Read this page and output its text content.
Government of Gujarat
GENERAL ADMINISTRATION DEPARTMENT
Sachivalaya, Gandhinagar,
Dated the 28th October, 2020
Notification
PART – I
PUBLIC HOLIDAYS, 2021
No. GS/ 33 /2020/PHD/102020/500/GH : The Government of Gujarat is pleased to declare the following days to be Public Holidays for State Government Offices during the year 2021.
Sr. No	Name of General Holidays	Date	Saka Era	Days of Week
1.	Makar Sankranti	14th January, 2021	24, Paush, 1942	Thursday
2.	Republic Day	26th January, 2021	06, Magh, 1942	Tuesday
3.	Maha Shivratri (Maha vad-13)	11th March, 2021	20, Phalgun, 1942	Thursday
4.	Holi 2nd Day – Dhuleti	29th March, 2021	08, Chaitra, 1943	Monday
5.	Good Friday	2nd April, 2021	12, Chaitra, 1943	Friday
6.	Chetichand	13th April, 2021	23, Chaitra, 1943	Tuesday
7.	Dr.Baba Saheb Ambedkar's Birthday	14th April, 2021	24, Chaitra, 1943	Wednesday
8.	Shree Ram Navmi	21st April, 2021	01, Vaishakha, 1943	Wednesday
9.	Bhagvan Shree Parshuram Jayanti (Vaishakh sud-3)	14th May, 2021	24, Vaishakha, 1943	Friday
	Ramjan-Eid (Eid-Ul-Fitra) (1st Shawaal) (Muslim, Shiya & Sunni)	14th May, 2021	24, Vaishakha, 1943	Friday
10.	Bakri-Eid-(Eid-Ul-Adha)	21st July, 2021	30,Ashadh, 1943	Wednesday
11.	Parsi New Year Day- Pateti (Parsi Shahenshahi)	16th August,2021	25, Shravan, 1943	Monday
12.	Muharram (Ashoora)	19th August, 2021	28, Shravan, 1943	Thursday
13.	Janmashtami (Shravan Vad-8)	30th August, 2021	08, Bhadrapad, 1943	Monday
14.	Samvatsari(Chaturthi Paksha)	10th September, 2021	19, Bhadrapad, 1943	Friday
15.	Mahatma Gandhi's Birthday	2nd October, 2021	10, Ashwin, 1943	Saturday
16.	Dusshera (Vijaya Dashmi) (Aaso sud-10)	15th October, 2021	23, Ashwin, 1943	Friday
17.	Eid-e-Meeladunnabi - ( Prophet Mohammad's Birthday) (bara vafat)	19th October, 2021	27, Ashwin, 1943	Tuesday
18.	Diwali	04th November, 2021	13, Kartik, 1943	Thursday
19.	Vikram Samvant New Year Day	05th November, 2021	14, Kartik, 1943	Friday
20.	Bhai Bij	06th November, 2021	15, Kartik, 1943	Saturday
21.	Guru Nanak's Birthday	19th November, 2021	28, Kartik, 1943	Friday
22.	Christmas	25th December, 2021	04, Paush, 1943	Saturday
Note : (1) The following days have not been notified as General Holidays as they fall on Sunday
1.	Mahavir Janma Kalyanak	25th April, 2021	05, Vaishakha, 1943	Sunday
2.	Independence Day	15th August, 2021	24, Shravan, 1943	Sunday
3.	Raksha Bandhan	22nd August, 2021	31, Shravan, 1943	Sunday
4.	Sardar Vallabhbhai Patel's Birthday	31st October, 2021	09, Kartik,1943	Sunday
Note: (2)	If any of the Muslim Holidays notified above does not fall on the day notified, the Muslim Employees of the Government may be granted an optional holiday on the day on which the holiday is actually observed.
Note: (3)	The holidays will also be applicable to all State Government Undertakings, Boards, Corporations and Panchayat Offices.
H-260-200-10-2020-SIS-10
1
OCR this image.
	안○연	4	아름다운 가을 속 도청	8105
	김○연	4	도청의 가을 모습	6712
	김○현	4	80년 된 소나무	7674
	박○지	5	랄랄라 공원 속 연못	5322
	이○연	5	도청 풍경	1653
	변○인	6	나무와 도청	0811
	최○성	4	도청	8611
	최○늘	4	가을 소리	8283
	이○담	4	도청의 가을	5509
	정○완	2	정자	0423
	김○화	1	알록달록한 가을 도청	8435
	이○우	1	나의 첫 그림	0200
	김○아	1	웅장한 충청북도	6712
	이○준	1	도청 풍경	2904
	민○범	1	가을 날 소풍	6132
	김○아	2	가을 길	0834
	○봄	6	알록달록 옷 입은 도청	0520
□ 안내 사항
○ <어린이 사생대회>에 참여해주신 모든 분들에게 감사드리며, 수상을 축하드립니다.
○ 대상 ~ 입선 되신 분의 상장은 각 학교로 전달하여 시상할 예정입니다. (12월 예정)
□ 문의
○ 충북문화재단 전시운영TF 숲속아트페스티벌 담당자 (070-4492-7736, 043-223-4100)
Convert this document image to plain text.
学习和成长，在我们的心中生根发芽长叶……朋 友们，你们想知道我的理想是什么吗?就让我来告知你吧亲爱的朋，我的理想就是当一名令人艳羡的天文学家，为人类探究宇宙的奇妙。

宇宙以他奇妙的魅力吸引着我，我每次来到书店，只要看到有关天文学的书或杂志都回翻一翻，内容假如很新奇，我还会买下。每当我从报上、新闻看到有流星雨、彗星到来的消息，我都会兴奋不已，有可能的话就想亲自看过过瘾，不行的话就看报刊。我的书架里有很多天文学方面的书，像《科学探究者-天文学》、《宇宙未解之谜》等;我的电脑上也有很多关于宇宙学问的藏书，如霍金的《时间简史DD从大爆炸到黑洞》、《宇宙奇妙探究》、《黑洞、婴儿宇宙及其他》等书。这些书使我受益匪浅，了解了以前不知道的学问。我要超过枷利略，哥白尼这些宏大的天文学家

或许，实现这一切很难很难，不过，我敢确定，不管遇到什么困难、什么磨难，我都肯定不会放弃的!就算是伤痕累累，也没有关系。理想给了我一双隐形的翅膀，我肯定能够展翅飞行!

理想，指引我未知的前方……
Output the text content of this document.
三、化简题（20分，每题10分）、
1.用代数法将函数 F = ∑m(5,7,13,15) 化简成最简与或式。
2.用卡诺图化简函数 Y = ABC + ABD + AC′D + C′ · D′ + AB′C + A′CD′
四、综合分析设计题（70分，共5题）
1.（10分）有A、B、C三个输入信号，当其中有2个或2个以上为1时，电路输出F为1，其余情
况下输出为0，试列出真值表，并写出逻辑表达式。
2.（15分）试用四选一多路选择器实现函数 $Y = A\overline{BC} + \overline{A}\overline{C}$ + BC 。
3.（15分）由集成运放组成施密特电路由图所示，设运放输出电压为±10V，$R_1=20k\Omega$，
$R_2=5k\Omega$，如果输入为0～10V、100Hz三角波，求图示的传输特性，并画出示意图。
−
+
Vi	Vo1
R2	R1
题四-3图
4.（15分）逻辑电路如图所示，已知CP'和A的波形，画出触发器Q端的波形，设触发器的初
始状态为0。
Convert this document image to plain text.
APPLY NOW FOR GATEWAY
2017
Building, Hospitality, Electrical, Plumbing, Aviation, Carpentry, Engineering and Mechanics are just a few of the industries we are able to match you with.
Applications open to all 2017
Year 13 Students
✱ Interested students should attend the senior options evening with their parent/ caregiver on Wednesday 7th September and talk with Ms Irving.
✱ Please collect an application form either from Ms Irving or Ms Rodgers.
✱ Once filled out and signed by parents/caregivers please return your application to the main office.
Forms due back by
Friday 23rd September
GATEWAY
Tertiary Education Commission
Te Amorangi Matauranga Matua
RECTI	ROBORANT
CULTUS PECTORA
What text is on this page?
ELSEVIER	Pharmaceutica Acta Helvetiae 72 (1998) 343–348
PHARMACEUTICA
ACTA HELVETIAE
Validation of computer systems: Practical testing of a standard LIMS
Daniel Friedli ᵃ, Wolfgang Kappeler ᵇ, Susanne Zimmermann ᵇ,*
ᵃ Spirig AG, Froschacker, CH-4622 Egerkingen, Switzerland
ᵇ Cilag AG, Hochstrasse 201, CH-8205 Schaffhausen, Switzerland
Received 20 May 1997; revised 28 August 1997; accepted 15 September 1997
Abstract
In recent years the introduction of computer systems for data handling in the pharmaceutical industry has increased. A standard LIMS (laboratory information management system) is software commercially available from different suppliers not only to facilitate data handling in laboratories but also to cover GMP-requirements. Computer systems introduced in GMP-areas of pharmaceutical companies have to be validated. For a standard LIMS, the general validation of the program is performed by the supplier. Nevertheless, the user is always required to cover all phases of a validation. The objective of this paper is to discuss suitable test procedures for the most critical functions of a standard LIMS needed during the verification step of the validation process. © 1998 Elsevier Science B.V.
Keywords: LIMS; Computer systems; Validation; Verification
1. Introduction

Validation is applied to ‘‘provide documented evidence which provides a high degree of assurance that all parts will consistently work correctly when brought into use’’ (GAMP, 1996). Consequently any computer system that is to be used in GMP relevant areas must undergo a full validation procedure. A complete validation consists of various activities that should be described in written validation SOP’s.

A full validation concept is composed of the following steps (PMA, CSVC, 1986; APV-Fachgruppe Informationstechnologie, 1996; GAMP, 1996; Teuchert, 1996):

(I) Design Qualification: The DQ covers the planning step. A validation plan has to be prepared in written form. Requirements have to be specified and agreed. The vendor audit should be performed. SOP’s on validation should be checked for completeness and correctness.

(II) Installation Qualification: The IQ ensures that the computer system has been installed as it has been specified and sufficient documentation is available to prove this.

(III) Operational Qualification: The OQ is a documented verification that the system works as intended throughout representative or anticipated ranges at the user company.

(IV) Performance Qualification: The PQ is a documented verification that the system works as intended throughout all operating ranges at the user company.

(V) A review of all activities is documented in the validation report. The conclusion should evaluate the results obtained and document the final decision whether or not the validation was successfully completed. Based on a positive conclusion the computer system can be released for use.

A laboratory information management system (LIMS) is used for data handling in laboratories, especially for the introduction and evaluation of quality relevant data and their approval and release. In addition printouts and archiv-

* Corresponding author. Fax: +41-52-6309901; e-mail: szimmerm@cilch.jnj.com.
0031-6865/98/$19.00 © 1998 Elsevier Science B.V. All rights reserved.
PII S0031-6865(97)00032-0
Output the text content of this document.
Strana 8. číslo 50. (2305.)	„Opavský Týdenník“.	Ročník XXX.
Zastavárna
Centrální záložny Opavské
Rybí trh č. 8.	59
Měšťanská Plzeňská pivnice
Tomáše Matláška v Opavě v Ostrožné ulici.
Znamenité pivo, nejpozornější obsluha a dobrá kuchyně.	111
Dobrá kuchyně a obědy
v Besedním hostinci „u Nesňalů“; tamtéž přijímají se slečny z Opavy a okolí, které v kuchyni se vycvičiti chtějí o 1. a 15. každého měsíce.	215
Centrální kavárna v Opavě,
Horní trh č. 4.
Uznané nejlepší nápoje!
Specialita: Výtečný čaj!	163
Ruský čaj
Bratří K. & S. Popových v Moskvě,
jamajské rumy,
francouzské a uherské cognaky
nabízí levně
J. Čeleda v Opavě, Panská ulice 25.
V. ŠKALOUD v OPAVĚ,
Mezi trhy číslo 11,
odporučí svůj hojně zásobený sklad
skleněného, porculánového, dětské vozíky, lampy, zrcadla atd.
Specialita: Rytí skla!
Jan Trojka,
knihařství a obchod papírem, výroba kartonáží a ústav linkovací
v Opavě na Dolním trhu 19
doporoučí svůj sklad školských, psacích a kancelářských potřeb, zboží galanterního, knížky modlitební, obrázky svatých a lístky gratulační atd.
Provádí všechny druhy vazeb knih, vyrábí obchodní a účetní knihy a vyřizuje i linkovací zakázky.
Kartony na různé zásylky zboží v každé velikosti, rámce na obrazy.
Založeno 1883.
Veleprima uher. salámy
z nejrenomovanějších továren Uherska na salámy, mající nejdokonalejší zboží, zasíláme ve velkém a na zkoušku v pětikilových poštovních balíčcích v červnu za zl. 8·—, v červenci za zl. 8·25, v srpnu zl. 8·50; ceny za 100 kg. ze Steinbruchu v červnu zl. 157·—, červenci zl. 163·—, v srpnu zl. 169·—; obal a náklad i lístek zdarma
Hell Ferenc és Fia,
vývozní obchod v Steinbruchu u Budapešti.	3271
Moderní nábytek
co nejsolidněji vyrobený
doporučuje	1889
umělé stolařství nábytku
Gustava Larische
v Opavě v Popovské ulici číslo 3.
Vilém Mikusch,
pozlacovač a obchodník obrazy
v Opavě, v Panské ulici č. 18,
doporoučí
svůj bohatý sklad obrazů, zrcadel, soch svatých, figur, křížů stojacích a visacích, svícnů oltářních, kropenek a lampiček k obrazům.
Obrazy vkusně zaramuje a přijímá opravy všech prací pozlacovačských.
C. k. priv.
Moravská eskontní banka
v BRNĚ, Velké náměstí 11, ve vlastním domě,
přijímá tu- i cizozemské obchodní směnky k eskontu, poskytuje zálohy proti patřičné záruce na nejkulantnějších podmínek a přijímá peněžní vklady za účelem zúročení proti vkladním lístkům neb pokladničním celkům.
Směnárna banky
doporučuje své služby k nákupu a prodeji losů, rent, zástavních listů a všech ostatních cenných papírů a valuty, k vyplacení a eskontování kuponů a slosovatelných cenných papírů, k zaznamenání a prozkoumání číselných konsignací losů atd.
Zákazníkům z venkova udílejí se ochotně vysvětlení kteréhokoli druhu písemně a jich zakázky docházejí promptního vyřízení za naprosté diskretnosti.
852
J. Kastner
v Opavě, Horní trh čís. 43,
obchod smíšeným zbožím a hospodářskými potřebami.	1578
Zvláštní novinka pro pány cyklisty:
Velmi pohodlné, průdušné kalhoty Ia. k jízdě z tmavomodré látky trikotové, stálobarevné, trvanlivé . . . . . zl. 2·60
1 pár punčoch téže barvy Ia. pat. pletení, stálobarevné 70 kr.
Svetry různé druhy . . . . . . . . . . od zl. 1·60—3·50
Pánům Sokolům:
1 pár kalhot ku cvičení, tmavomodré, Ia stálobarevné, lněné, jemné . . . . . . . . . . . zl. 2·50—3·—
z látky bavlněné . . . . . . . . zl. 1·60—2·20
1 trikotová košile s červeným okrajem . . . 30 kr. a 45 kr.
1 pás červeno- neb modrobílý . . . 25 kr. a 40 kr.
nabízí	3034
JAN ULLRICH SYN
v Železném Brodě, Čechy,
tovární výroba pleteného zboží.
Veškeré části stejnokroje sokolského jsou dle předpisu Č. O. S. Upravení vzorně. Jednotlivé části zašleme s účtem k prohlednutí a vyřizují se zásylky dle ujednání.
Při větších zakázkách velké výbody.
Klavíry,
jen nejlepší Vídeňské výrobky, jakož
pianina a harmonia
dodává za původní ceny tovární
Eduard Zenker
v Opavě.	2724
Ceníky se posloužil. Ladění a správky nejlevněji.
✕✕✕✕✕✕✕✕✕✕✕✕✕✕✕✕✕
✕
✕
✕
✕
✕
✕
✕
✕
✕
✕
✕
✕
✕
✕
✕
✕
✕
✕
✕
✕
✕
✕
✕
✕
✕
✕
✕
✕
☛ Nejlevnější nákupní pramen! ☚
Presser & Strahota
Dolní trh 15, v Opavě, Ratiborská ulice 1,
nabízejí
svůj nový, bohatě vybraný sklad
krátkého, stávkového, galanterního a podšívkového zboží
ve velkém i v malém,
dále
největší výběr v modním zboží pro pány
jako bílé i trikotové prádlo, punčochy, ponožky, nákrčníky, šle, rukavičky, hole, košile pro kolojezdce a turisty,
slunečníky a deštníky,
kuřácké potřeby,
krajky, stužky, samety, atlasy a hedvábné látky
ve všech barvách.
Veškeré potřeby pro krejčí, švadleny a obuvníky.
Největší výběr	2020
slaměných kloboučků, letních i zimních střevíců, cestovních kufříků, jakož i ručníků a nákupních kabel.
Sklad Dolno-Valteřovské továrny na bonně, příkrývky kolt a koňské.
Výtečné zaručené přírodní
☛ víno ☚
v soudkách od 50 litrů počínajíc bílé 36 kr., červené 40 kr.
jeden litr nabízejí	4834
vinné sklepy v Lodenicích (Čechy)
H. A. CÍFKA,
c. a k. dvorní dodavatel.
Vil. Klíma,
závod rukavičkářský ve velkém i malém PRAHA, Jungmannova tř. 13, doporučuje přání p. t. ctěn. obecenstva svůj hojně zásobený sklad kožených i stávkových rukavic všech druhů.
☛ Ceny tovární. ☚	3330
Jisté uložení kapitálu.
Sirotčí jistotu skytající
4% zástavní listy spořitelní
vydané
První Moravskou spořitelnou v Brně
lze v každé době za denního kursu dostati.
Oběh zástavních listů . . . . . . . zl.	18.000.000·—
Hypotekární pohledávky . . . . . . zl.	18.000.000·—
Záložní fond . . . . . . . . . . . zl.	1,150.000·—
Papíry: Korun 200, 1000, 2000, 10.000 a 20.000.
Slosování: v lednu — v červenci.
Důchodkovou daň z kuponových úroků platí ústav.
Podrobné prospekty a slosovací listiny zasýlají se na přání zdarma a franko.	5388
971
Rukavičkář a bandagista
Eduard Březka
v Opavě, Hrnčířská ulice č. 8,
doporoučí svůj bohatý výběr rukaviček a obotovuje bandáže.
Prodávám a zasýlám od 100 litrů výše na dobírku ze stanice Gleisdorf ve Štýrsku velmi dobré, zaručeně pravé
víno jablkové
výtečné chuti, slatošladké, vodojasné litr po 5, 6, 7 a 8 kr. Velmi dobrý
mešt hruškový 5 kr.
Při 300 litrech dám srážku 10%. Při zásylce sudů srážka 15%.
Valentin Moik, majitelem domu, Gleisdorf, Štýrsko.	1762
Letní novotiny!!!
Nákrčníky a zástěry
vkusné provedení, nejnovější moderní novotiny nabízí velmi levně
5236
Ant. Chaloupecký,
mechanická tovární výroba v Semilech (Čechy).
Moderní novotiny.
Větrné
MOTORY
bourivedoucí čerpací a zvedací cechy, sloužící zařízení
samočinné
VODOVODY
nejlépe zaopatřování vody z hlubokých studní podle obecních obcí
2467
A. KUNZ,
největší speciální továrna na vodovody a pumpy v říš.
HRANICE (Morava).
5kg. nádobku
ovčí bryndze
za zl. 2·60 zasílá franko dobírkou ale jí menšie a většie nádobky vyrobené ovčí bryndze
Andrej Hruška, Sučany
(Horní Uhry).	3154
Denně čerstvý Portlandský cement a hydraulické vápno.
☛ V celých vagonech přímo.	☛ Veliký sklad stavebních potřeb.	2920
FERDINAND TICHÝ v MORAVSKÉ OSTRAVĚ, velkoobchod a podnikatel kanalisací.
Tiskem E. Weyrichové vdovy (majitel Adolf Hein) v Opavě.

_ _ _ _ _

## Stated exercise
Copy out every line of the material above that mentions the word "Muslim".

## The result
	Ramjan-Eid (Eid-Ul-Fitra) (1st Shawaal) (Muslim, Shiya & Sunni)	14th May, 2021	24, Vaishakha, 1943	Friday
Note: (2)	If any of the Muslim Holidays notified above does not fall on the day notified, the Muslim Employees of the Government may be granted an optional holiday on the day on which the holiday is actually observed.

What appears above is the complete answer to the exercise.